Required task:
Without the pictures, copy the entries below word for word.

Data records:
※ ※ ※
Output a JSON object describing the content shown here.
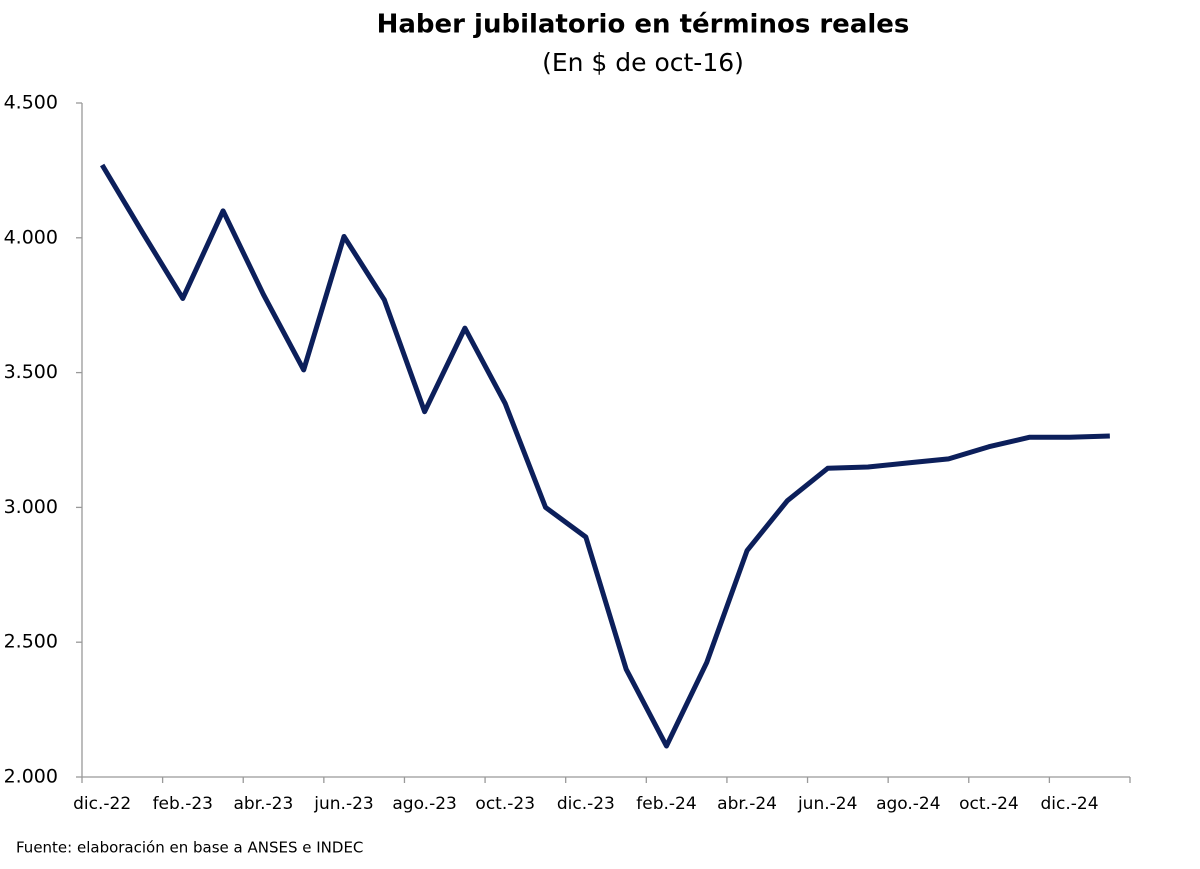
{
  "chart_data": {
    "type": "line",
    "title": "Haber jubilatorio en términos reales",
    "subtitle": "(En $ de oct-16)",
    "source": "Fuente: elaboración en base a ANSES e INDEC",
    "categories": [
      "dic.-22",
      null,
      "feb.-23",
      null,
      "abr.-23",
      null,
      "jun.-23",
      null,
      "ago.-23",
      null,
      "oct.-23",
      null,
      "dic.-23",
      null,
      "feb.-24",
      null,
      "abr.-24",
      null,
      "jun.-24",
      null,
      "ago.-24",
      null,
      "oct.-24",
      null,
      "dic.-24",
      null
    ],
    "series": [
      {
        "name": "Haber jubilatorio",
        "color": "#0c1f5b",
        "values": [
          4270,
          4020,
          3775,
          4100,
          3790,
          3510,
          4005,
          3770,
          3355,
          3665,
          3385,
          3000,
          2890,
          2400,
          2115,
          2425,
          2840,
          3025,
          3145,
          3150,
          3165,
          3180,
          3225,
          3260,
          3260,
          3265
        ]
      }
    ],
    "ylim": [
      2000,
      4500
    ],
    "yticks": [
      {
        "value": 2000,
        "label": "2.000"
      },
      {
        "value": 2500,
        "label": "2.500"
      },
      {
        "value": 3000,
        "label": "3.000"
      },
      {
        "value": 3500,
        "label": "3.500"
      },
      {
        "value": 4000,
        "label": "4.000"
      },
      {
        "value": 4500,
        "label": "4.500"
      }
    ],
    "grid": false
  }
}
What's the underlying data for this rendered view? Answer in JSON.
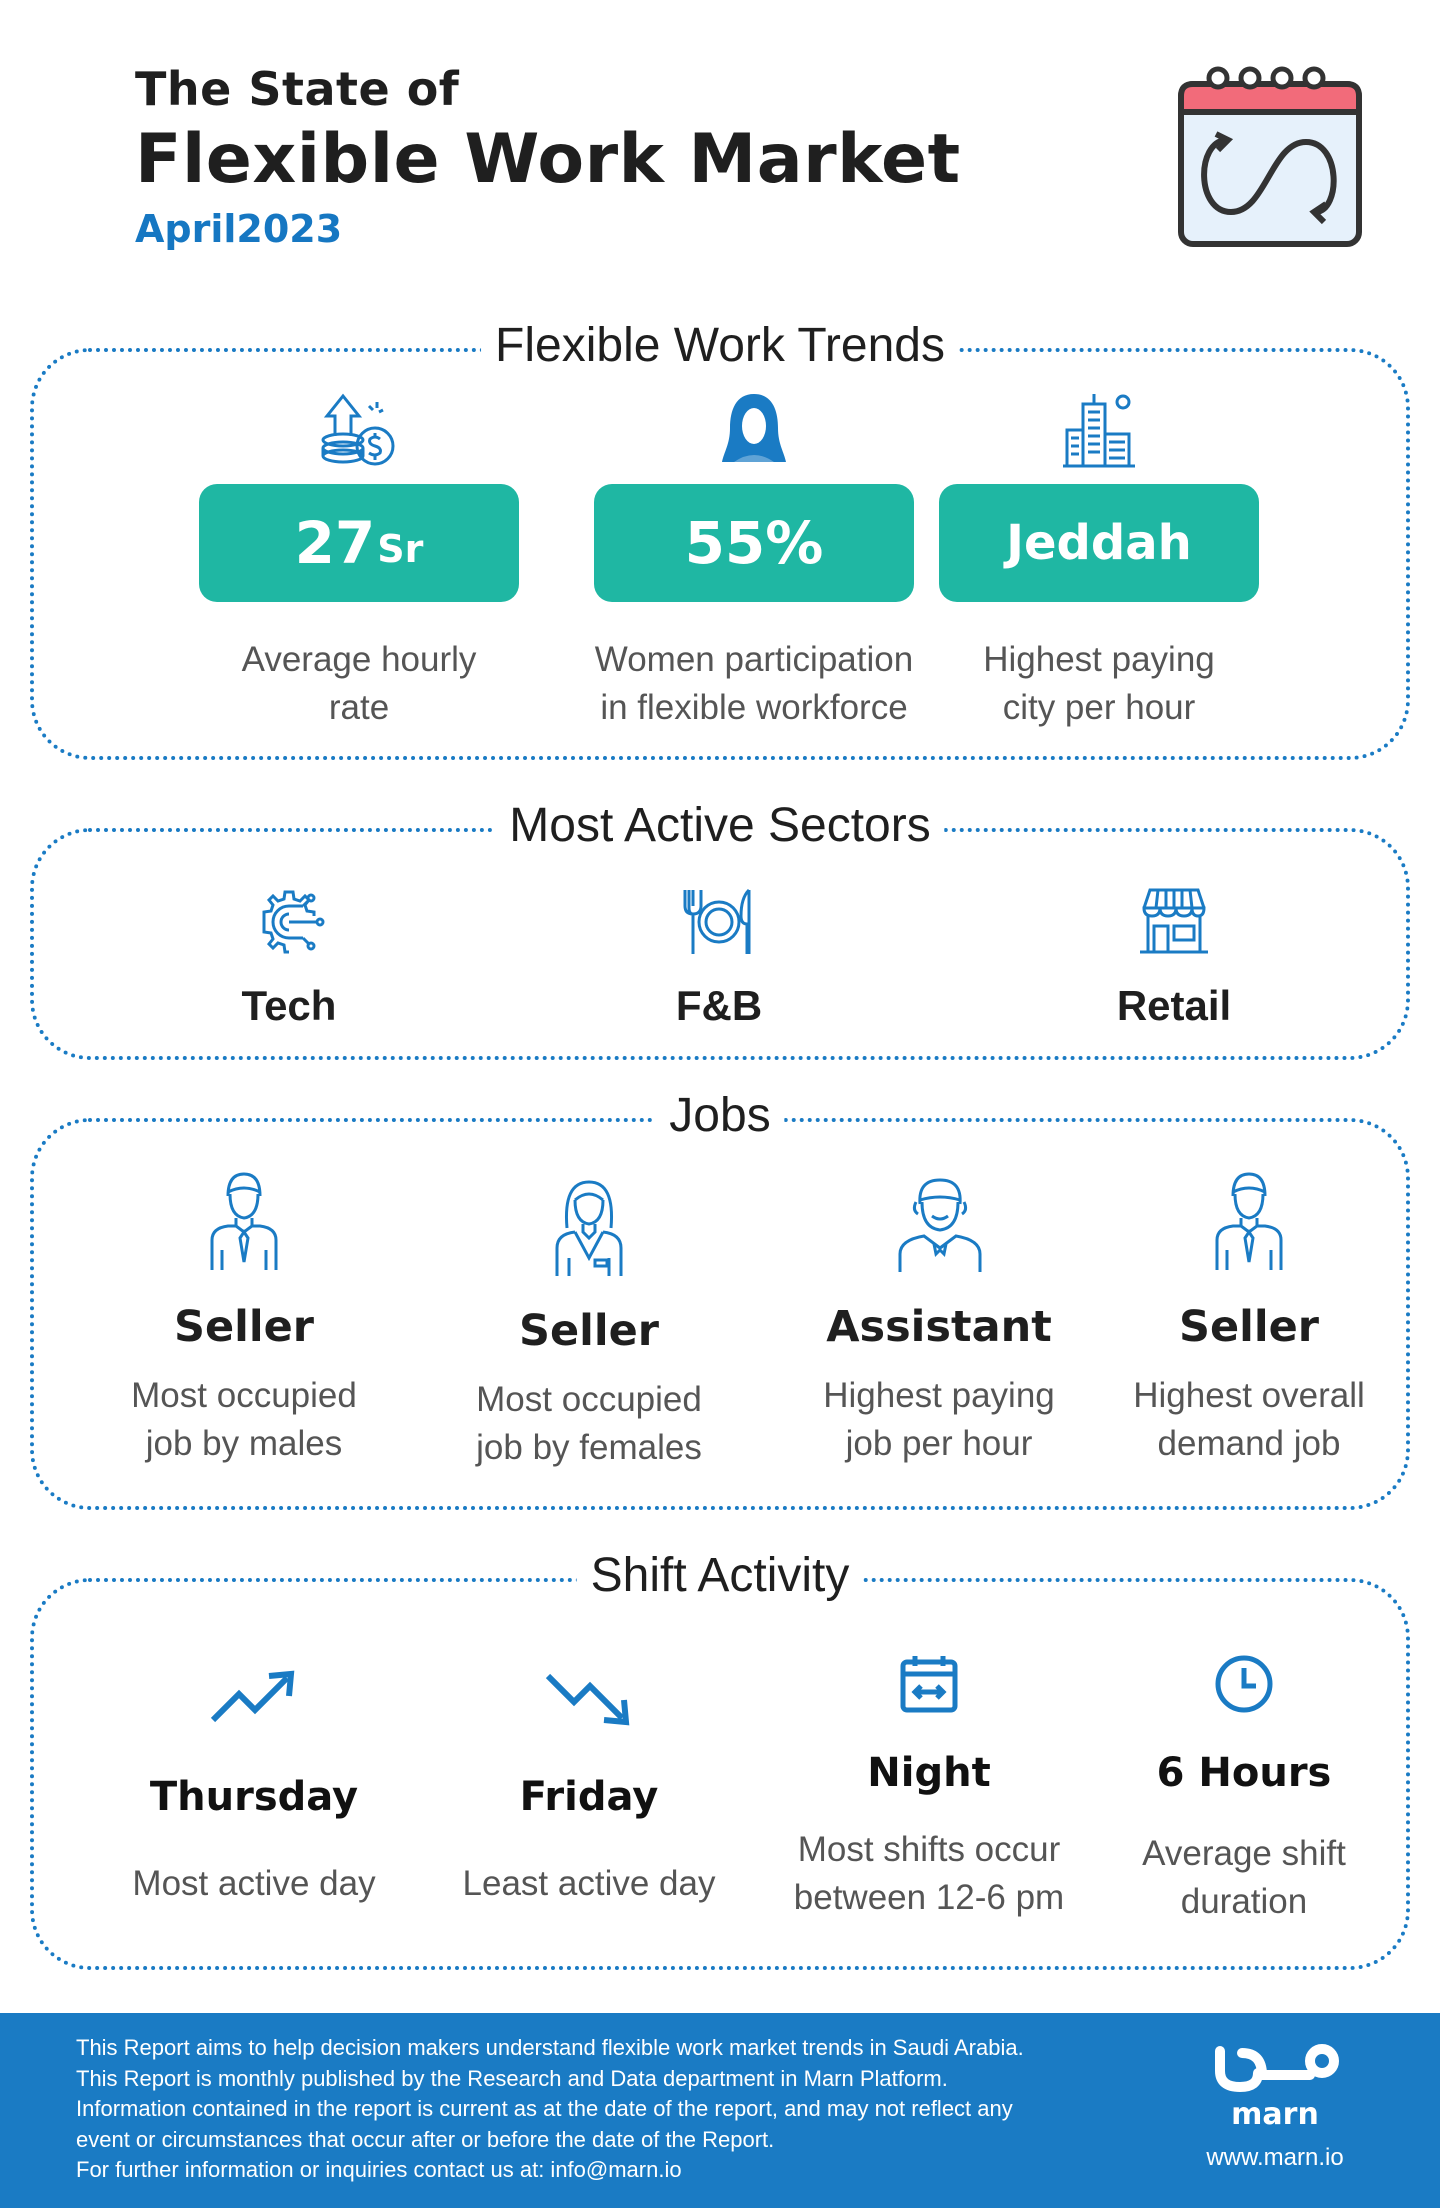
{
  "header": {
    "pretitle": "The State of",
    "title": "Flexible Work Market",
    "date": "April2023"
  },
  "trends": {
    "title": "Flexible Work Trends",
    "items": [
      {
        "value": "27",
        "unit": "Sr",
        "desc1": "Average hourly",
        "desc2": "rate",
        "icon": "money-growth-icon"
      },
      {
        "value": "55%",
        "unit": "",
        "desc1": "Women participation",
        "desc2": "in flexible workforce",
        "icon": "hijab-woman-icon"
      },
      {
        "value": "Jeddah",
        "unit": "",
        "desc1": "Highest paying",
        "desc2": "city per hour",
        "icon": "city-buildings-icon"
      }
    ]
  },
  "sectors": {
    "title": "Most Active Sectors",
    "items": [
      {
        "label": "Tech",
        "icon": "tech-gear-icon"
      },
      {
        "label": "F&B",
        "icon": "plate-cutlery-icon"
      },
      {
        "label": "Retail",
        "icon": "store-icon"
      }
    ]
  },
  "jobs": {
    "title": "Jobs",
    "items": [
      {
        "title": "Seller",
        "desc1": "Most occupied",
        "desc2": "job by males",
        "icon": "male-worker-icon"
      },
      {
        "title": "Seller",
        "desc1": "Most occupied",
        "desc2": "job by females",
        "icon": "female-worker-icon"
      },
      {
        "title": "Assistant",
        "desc1": "Highest paying",
        "desc2": "job per hour",
        "icon": "assistant-icon"
      },
      {
        "title": "Seller",
        "desc1": "Highest overall",
        "desc2": "demand job",
        "icon": "male-worker-icon"
      }
    ]
  },
  "shifts": {
    "title": "Shift Activity",
    "items": [
      {
        "title": "Thursday",
        "desc1": "Most active day",
        "desc2": "",
        "icon": "trend-up-icon"
      },
      {
        "title": "Friday",
        "desc1": "Least active day",
        "desc2": "",
        "icon": "trend-down-icon"
      },
      {
        "title": "Night",
        "desc1": "Most shifts occur",
        "desc2": "between 12-6 pm",
        "icon": "calendar-range-icon"
      },
      {
        "title": "6 Hours",
        "desc1": "Average shift",
        "desc2": "duration",
        "icon": "clock-icon"
      }
    ]
  },
  "footer": {
    "lines": [
      "This Report aims to help decision makers understand flexible work market trends in Saudi Arabia.",
      "This Report is monthly published by the Research and Data department in Marn Platform.",
      "Information contained in the report is current as at the date of the report, and may not reflect any",
      "event or circumstances that occur after or before the date of the Report.",
      "For further information or inquiries contact us at: info@marn.io"
    ],
    "logo_word": "marn",
    "url": "www.marn.io"
  },
  "colors": {
    "accent_blue": "#1a7bc4",
    "pill_teal": "#1fb7a3",
    "date_blue": "#1677c2"
  }
}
※ ※ ※
Output:
Output a JSON object describing the content shown here.
{
  "chart_data": {
    "type": "line",
    "title": "Haber jubilatorio en términos reales",
    "subtitle": "(En $ de oct-16)",
    "source": "Fuente: elaboración en base a ANSES e INDEC",
    "categories": [
      "dic.-22",
      null,
      "feb.-23",
      null,
      "abr.-23",
      null,
      "jun.-23",
      null,
      "ago.-23",
      null,
      "oct.-23",
      null,
      "dic.-23",
      null,
      "feb.-24",
      null,
      "abr.-24",
      null,
      "jun.-24",
      null,
      "ago.-24",
      null,
      "oct.-24",
      null,
      "dic.-24",
      null
    ],
    "series": [
      {
        "name": "Haber jubilatorio",
        "color": "#0c1f5b",
        "values": [
          4270,
          4020,
          3775,
          4100,
          3790,
          3510,
          4005,
          3770,
          3355,
          3665,
          3385,
          3000,
          2890,
          2400,
          2115,
          2425,
          2840,
          3025,
          3145,
          3150,
          3165,
          3180,
          3225,
          3260,
          3260,
          3265
        ]
      }
    ],
    "ylim": [
      2000,
      4500
    ],
    "yticks": [
      {
        "value": 2000,
        "label": "2.000"
      },
      {
        "value": 2500,
        "label": "2.500"
      },
      {
        "value": 3000,
        "label": "3.000"
      },
      {
        "value": 3500,
        "label": "3.500"
      },
      {
        "value": 4000,
        "label": "4.000"
      },
      {
        "value": 4500,
        "label": "4.500"
      }
    ],
    "grid": false
  }
}
What's the underlying data for this rendered view? Answer in JSON.
{
  "header": {
    "pretitle": "The State of",
    "title": "Flexible Work Market",
    "date": "April2023"
  },
  "trends": {
    "title": "Flexible Work Trends",
    "items": [
      {
        "value": "27",
        "unit": "Sr",
        "desc1": "Average hourly",
        "desc2": "rate",
        "icon": "money-growth-icon"
      },
      {
        "value": "55%",
        "unit": "",
        "desc1": "Women participation",
        "desc2": "in flexible workforce",
        "icon": "hijab-woman-icon"
      },
      {
        "value": "Jeddah",
        "unit": "",
        "desc1": "Highest paying",
        "desc2": "city per hour",
        "icon": "city-buildings-icon"
      }
    ]
  },
  "sectors": {
    "title": "Most Active Sectors",
    "items": [
      {
        "label": "Tech",
        "icon": "tech-gear-icon"
      },
      {
        "label": "F&B",
        "icon": "plate-cutlery-icon"
      },
      {
        "label": "Retail",
        "icon": "store-icon"
      }
    ]
  },
  "jobs": {
    "title": "Jobs",
    "items": [
      {
        "title": "Seller",
        "desc1": "Most occupied",
        "desc2": "job by males",
        "icon": "male-worker-icon"
      },
      {
        "title": "Seller",
        "desc1": "Most occupied",
        "desc2": "job by females",
        "icon": "female-worker-icon"
      },
      {
        "title": "Assistant",
        "desc1": "Highest paying",
        "desc2": "job per hour",
        "icon": "assistant-icon"
      },
      {
        "title": "Seller",
        "desc1": "Highest overall",
        "desc2": "demand job",
        "icon": "male-worker-icon"
      }
    ]
  },
  "shifts": {
    "title": "Shift Activity",
    "items": [
      {
        "title": "Thursday",
        "desc1": "Most active day",
        "desc2": "",
        "icon": "trend-up-icon"
      },
      {
        "title": "Friday",
        "desc1": "Least active day",
        "desc2": "",
        "icon": "trend-down-icon"
      },
      {
        "title": "Night",
        "desc1": "Most shifts occur",
        "desc2": "between 12-6 pm",
        "icon": "calendar-range-icon"
      },
      {
        "title": "6 Hours",
        "desc1": "Average shift",
        "desc2": "duration",
        "icon": "clock-icon"
      }
    ]
  },
  "footer": {
    "lines": [
      "This Report aims to help decision makers understand flexible work market trends in Saudi Arabia.",
      "This Report is monthly published by the Research and Data department in Marn Platform.",
      "Information contained in the report is current as at the date of the report, and may not reflect any",
      "event or circumstances that occur after or before the date of the Report.",
      "For further information or inquiries contact us at: info@marn.io"
    ],
    "logo_word": "marn",
    "url": "www.marn.io"
  },
  "colors": {
    "accent_blue": "#1a7bc4",
    "pill_teal": "#1fb7a3",
    "date_blue": "#1677c2"
  }
}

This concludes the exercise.